### Challenge
Set down the full listing exactly, character for character.

Collected data entries:
____

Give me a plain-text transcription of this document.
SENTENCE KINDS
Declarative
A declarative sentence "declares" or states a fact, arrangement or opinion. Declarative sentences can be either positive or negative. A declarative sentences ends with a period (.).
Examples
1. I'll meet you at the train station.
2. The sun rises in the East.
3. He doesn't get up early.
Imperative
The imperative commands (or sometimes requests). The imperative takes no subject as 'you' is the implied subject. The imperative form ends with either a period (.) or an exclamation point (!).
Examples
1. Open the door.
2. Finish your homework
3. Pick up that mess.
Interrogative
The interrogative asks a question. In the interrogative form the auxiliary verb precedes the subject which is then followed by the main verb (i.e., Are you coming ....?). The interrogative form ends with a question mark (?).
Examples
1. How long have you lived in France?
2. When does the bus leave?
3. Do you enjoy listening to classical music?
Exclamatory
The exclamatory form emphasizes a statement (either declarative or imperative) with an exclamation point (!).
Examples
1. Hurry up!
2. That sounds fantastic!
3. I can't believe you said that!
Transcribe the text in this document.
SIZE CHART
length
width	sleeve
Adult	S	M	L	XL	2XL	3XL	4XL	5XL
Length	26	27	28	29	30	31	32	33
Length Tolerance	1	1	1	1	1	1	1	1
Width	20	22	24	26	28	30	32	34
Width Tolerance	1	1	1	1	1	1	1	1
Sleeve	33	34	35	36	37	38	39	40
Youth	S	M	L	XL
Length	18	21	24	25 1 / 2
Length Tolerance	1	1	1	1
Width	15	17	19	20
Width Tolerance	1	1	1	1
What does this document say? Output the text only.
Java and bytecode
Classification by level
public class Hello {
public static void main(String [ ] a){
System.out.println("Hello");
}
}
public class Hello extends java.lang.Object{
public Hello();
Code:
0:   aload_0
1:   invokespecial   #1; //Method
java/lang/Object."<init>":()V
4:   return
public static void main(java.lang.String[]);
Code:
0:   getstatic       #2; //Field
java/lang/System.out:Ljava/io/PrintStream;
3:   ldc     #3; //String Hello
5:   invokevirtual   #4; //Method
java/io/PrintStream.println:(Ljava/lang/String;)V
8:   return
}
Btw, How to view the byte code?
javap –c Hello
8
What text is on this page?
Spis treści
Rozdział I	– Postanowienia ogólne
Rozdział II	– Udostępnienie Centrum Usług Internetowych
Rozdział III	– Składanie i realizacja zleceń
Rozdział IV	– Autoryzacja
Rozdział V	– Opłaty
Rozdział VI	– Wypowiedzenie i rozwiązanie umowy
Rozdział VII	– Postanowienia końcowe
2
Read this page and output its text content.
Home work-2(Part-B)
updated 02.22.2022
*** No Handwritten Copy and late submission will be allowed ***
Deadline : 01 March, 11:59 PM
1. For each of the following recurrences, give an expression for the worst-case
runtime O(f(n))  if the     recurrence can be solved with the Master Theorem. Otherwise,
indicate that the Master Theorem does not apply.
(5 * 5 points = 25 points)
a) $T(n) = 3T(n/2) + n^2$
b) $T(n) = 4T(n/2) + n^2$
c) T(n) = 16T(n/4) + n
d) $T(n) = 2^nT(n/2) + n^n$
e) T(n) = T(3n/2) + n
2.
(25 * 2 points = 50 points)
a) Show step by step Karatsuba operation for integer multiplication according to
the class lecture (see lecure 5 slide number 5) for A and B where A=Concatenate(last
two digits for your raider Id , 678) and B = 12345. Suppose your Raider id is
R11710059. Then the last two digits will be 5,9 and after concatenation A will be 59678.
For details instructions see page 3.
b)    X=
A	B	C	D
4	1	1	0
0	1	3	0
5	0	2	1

____

### Result of this exercise
Give me a plain-text transcription of this document.
SENTENCE KINDS
Declarative
A declarative sentence "declares" or states a fact, arrangement or opinion. Declarative sentences can be either positive or negative. A declarative sentences ends with a period (.).
Examples
1. I'll meet you at the train station.
2. The sun rises in the East.
3. He doesn't get up early.
Imperative
The imperative commands (or sometimes requests). The imperative takes no subject as 'you' is the implied subject. The imperative form ends with either a period (.) or an exclamation point (!).
Examples
1. Open the door.
2. Finish your homework
3. Pick up that mess.
Interrogative
The interrogative asks a question. In the interrogative form the auxiliary verb precedes the subject which is then followed by the main verb (i.e., Are you coming ....?). The interrogative form ends with a question mark (?).
Examples
1. How long have you lived in France?
2. When does the bus leave?
3. Do you enjoy listening to classical music?
Exclamatory
The exclamatory form emphasizes a statement (either declarative or imperative) with an exclamation point (!).
Examples
1. Hurry up!
2. That sounds fantastic!
3. I can't believe you said that!
Transcribe the text in this document.
SIZE CHART
length
width	sleeve
Adult	S	M	L	XL	2XL	3XL	4XL	5XL
Length	26	27	28	29	30	31	32	33
Length Tolerance	1	1	1	1	1	1	1	1
Width	20	22	24	26	28	30	32	34
Width Tolerance	1	1	1	1	1	1	1	1
Sleeve	33	34	35	36	37	38	39	40
Youth	S	M	L	XL
Length	18	21	24	25 1 / 2
Length Tolerance	1	1	1	1
Width	15	17	19	20
Width Tolerance	1	1	1	1
What does this document say? Output the text only.
Java and bytecode
Classification by level
public class Hello {
public static void main(String [ ] a){
System.out.println("Hello");
}
}
public class Hello extends java.lang.Object{
public Hello();
Code:
0:   aload_0
1:   invokespecial   #1; //Method
java/lang/Object."<init>":()V
4:   return
public static void main(java.lang.String[]);
Code:
0:   getstatic       #2; //Field
java/lang/System.out:Ljava/io/PrintStream;
3:   ldc     #3; //String Hello
5:   invokevirtual   #4; //Method
java/io/PrintStream.println:(Ljava/lang/String;)V
8:   return
}
Btw, How to view the byte code?
javap –c Hello
8
What text is on this page?
Spis treści
Rozdział I	– Postanowienia ogólne
Rozdział II	– Udostępnienie Centrum Usług Internetowych
Rozdział III	– Składanie i realizacja zleceń
Rozdział IV	– Autoryzacja
Rozdział V	– Opłaty
Rozdział VI	– Wypowiedzenie i rozwiązanie umowy
Rozdział VII	– Postanowienia końcowe
2
Read this page and output its text content.
Home work-2(Part-B)
updated 02.22.2022
*** No Handwritten Copy and late submission will be allowed ***
Deadline : 01 March, 11:59 PM
1. For each of the following recurrences, give an expression for the worst-case
runtime O(f(n))  if the     recurrence can be solved with the Master Theorem. Otherwise,
indicate that the Master Theorem does not apply.
(5 * 5 points = 25 points)
a) $T(n) = 3T(n/2) + n^2$
b) $T(n) = 4T(n/2) + n^2$
c) T(n) = 16T(n/4) + n
d) $T(n) = 2^nT(n/2) + n^n$
e) T(n) = T(3n/2) + n
2.
(25 * 2 points = 50 points)
a) Show step by step Karatsuba operation for integer multiplication according to
the class lecture (see lecure 5 slide number 5) for A and B where A=Concatenate(last
two digits for your raider Id , 678) and B = 12345. Suppose your Raider id is
R11710059. Then the last two digits will be 5,9 and after concatenation A will be 59678.
For details instructions see page 3.
b)    X=
A	B	C	D
4	1	1	0
0	1	3	0
5	0	2	1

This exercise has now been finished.